GOAL: List as numbered items the lines of the records, starting with the first line and ending with the line containing "423, 364, 438]". Include both of those lines and leave out any blank lines.

RECORDS TO USE:
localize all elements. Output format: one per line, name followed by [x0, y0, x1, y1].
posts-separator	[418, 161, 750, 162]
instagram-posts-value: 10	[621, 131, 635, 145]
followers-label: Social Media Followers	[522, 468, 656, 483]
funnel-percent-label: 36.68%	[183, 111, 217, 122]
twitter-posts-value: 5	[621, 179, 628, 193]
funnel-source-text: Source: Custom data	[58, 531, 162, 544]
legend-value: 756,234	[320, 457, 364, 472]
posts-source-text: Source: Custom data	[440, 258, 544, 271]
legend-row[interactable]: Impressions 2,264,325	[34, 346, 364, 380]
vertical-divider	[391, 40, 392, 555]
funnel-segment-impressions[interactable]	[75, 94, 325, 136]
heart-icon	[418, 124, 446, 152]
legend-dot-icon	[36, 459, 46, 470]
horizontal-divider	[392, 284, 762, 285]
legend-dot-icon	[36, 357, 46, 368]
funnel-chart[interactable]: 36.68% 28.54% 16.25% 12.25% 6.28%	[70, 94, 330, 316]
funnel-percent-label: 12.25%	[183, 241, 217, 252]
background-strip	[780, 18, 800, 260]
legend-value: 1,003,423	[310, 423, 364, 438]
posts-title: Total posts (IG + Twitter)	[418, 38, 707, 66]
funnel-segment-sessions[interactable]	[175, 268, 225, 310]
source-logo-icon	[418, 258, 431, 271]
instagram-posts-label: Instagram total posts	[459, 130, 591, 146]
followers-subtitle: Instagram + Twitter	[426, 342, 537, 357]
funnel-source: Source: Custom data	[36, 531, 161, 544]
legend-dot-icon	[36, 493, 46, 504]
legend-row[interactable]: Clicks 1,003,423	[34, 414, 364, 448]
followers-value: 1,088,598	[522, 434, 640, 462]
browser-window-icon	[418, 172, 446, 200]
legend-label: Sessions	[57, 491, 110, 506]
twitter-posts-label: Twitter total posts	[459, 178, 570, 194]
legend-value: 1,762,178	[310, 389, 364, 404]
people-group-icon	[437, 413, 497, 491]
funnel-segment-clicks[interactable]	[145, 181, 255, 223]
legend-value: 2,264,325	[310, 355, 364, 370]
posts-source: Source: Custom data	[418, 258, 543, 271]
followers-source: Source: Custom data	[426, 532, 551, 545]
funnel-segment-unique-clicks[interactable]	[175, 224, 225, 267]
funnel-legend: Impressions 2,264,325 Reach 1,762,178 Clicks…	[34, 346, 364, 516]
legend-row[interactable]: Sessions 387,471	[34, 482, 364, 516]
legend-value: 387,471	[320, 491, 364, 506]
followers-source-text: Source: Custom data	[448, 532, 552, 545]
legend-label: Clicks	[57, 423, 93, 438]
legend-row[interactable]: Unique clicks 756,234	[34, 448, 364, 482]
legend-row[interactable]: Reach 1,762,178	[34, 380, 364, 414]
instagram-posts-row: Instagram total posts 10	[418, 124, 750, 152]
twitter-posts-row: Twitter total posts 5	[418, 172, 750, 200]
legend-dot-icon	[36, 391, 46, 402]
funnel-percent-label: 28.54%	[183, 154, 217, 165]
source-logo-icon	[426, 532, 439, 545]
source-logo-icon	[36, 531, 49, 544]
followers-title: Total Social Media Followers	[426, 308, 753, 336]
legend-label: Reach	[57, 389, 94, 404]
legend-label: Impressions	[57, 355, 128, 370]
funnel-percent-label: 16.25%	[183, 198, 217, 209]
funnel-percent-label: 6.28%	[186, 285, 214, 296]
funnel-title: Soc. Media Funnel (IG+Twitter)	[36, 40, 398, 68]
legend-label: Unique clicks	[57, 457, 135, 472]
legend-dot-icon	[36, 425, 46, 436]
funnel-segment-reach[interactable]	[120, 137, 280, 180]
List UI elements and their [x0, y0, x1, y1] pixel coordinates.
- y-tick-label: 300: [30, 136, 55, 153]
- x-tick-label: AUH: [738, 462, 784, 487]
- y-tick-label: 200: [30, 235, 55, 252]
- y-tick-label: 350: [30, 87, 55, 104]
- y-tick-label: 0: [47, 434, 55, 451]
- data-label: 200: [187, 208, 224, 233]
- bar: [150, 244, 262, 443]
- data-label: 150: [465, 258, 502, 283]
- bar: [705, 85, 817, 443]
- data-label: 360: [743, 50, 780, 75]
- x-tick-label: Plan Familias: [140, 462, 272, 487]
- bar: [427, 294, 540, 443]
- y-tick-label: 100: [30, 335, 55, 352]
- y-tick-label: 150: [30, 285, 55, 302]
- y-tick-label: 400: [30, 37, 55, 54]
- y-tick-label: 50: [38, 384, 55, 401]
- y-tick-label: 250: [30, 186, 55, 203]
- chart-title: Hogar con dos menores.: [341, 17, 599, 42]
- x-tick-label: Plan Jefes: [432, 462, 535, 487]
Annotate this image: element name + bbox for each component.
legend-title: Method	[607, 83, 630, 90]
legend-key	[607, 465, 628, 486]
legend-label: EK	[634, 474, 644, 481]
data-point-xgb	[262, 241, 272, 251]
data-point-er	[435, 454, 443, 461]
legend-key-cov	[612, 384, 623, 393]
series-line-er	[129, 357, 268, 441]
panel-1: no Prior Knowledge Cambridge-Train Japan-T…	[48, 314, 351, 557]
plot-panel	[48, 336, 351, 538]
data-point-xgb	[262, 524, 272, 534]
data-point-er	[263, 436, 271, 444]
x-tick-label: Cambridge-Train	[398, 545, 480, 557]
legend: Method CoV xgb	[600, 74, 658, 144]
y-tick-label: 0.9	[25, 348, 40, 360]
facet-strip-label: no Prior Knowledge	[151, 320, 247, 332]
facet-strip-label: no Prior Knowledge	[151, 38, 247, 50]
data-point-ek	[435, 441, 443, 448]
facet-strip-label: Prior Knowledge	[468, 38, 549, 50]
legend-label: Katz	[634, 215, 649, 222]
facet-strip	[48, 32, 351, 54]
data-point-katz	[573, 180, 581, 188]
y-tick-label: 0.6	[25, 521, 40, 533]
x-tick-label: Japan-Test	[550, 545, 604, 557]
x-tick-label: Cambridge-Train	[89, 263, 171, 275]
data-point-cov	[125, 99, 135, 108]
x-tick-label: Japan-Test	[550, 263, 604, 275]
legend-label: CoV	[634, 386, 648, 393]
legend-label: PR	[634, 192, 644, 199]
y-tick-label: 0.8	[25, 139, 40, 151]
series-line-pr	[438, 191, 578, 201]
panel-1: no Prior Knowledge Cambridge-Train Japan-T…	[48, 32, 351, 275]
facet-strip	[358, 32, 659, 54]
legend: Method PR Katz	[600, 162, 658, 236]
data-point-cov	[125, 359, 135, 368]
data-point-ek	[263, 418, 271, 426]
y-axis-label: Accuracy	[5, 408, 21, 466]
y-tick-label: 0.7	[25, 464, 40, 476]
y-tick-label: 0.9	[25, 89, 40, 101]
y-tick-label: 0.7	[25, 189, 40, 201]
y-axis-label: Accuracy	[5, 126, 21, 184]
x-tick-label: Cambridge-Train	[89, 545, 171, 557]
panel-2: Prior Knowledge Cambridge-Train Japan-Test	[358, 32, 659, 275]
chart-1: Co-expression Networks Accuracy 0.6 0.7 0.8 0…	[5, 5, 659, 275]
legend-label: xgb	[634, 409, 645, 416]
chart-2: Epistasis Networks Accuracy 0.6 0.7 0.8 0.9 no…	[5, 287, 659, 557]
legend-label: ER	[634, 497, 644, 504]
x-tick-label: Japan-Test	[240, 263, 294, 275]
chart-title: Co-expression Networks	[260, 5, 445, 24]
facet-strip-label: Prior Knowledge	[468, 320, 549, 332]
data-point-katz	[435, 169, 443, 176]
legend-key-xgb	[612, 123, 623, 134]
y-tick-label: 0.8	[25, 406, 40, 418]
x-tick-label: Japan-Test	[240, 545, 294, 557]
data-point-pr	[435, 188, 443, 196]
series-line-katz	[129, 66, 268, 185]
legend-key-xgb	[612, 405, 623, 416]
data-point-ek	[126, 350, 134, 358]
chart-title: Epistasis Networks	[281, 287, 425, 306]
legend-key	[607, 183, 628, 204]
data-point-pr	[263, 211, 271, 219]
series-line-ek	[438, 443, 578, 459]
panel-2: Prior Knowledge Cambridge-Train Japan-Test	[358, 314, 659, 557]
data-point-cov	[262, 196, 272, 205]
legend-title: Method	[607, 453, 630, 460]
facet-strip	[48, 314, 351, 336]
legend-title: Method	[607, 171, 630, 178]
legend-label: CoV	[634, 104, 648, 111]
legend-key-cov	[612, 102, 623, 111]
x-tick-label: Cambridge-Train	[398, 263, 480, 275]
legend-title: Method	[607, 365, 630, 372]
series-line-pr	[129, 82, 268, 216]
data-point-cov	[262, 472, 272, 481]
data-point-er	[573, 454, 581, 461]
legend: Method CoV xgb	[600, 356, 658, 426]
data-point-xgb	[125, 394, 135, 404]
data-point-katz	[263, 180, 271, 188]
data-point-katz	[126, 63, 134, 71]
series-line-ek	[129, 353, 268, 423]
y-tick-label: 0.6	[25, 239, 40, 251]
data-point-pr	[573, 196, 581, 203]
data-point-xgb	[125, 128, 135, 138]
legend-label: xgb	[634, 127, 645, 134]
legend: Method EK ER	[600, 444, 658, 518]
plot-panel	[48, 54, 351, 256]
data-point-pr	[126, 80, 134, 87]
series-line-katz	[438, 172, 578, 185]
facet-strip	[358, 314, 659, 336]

WRITTEN RESPONSE:
1. localize all elements. Output format: one per line, name followed by [x0, y0, x1, y1].
2. posts-separator	[418, 161, 750, 162]
3. instagram-posts-value: 10	[621, 131, 635, 145]
4. followers-label: Social Media Followers	[522, 468, 656, 483]
5. funnel-percent-label: 36.68%	[183, 111, 217, 122]
6. twitter-posts-value: 5	[621, 179, 628, 193]
7. funnel-source-text: Source: Custom data	[58, 531, 162, 544]
8. legend-value: 756,234	[320, 457, 364, 472]
9. posts-source-text: Source: Custom data	[440, 258, 544, 271]
10. legend-row[interactable]: Impressions 2,264,325	[34, 346, 364, 380]
11. vertical-divider	[391, 40, 392, 555]
12. funnel-segment-impressions[interactable]	[75, 94, 325, 136]
13. heart-icon	[418, 124, 446, 152]
14. legend-dot-icon	[36, 459, 46, 470]
15. horizontal-divider	[392, 284, 762, 285]
16. legend-dot-icon	[36, 357, 46, 368]
17. funnel-chart[interactable]: 36.68% 28.54% 16.25% 12.25% 6.28%	[70, 94, 330, 316]
18. funnel-percent-label: 12.25%	[183, 241, 217, 252]
19. background-strip	[780, 18, 800, 260]
20. legend-value: 1,003,423	[310, 423, 364, 438]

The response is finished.